TASK REQUIREMENTS:
Copy out all lines where "desc" appears.

INPUT RECORDS:
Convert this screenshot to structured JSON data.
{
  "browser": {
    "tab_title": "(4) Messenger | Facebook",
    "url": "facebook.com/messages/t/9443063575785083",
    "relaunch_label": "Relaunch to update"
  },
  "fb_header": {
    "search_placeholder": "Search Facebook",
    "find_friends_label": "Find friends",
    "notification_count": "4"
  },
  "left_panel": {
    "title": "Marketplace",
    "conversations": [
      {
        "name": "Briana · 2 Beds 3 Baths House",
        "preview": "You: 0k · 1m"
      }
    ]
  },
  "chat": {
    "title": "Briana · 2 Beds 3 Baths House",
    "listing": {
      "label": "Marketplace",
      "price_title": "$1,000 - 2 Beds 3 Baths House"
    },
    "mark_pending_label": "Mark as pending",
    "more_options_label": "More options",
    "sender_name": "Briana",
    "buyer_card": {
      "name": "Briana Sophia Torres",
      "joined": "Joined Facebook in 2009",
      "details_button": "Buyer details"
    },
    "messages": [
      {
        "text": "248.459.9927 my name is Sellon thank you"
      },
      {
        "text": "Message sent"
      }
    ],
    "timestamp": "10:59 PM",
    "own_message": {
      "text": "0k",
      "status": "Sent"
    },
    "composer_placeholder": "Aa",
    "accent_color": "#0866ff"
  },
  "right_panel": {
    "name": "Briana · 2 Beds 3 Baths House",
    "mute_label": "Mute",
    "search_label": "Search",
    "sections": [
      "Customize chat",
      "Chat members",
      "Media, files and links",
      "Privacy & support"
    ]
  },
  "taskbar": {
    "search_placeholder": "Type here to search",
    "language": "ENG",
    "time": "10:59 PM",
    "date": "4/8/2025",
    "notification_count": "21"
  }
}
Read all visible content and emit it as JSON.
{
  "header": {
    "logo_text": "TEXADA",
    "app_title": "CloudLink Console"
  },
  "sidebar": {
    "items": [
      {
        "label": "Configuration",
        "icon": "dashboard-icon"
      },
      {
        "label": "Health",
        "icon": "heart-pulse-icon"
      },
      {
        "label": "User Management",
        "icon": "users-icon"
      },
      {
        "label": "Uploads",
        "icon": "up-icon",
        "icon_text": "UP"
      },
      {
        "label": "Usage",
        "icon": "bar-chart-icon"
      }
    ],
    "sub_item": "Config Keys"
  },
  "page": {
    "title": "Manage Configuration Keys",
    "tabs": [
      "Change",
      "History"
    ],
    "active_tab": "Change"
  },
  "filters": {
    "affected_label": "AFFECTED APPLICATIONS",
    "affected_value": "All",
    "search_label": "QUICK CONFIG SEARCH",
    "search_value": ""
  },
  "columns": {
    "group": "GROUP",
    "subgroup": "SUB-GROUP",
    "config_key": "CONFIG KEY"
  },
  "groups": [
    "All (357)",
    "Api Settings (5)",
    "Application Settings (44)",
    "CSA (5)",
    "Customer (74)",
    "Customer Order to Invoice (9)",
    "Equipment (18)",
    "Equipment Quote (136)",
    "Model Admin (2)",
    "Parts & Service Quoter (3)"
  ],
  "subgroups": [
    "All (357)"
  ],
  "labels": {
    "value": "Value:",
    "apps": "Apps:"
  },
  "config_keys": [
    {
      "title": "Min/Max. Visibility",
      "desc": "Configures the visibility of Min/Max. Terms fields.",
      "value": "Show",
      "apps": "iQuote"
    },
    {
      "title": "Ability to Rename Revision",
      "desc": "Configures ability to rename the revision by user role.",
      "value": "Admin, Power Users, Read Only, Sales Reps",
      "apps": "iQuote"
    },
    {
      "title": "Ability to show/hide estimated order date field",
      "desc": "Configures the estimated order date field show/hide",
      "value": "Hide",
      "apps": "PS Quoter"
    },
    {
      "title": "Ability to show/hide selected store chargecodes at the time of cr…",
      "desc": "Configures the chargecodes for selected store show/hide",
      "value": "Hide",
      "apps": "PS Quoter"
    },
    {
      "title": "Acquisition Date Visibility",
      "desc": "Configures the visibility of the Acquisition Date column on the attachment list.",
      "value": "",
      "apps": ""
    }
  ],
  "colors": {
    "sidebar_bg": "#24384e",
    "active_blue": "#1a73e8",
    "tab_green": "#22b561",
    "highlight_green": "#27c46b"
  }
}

RESULT FOR THIS EXERCISE:
      "desc": "Configures the visibility of Min/Max. Terms fields.",
      "desc": "Configures ability to rename the revision by user role.",
      "desc": "Configures the estimated order date field show/hide",
      "desc": "Configures the chargecodes for selected store show/hide",
      "desc": "Configures the visibility of the Acquisition Date column on the attachment list.",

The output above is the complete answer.